◆ GIVEN INSTRUCTION: Leave out the pictures and repeat every record exactly.

Dataset items:

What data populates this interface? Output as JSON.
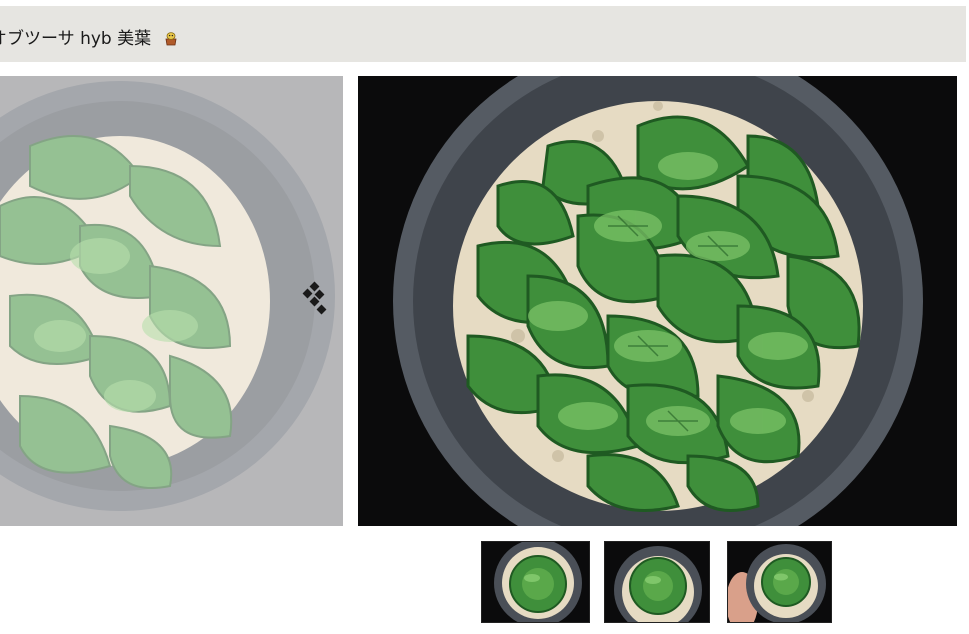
{
  "header": {
    "title": "オブツーサ hyb 美葉",
    "title_icon": "plant-pot-emoji-icon"
  },
  "gallery": {
    "prev_arrow_icon": "chevron-left-icon",
    "colors": {
      "pot": "#4a5059",
      "soil": "#e8dcc4",
      "leaf": "#3f8f3b",
      "leaf_dark": "#1f5a22",
      "leaf_light": "#7fc66a"
    },
    "main_image": "succulent-haworthia-main-photo",
    "prev_image": "succulent-haworthia-previous-photo",
    "thumbnails": [
      {
        "name": "thumbnail-1"
      },
      {
        "name": "thumbnail-2"
      },
      {
        "name": "thumbnail-3"
      }
    ]
  }
}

◆ COMPLETE RESPONSE:
What data populates this interface? Output as JSON.
{
  "header": {
    "title": "オブツーサ hyb 美葉",
    "title_icon": "plant-pot-emoji-icon"
  },
  "gallery": {
    "prev_arrow_icon": "chevron-left-icon",
    "colors": {
      "pot": "#4a5059",
      "soil": "#e8dcc4",
      "leaf": "#3f8f3b",
      "leaf_dark": "#1f5a22",
      "leaf_light": "#7fc66a"
    },
    "main_image": "succulent-haworthia-main-photo",
    "prev_image": "succulent-haworthia-previous-photo",
    "thumbnails": [
      {
        "name": "thumbnail-1"
      },
      {
        "name": "thumbnail-2"
      },
      {
        "name": "thumbnail-3"
      }
    ]
  }
}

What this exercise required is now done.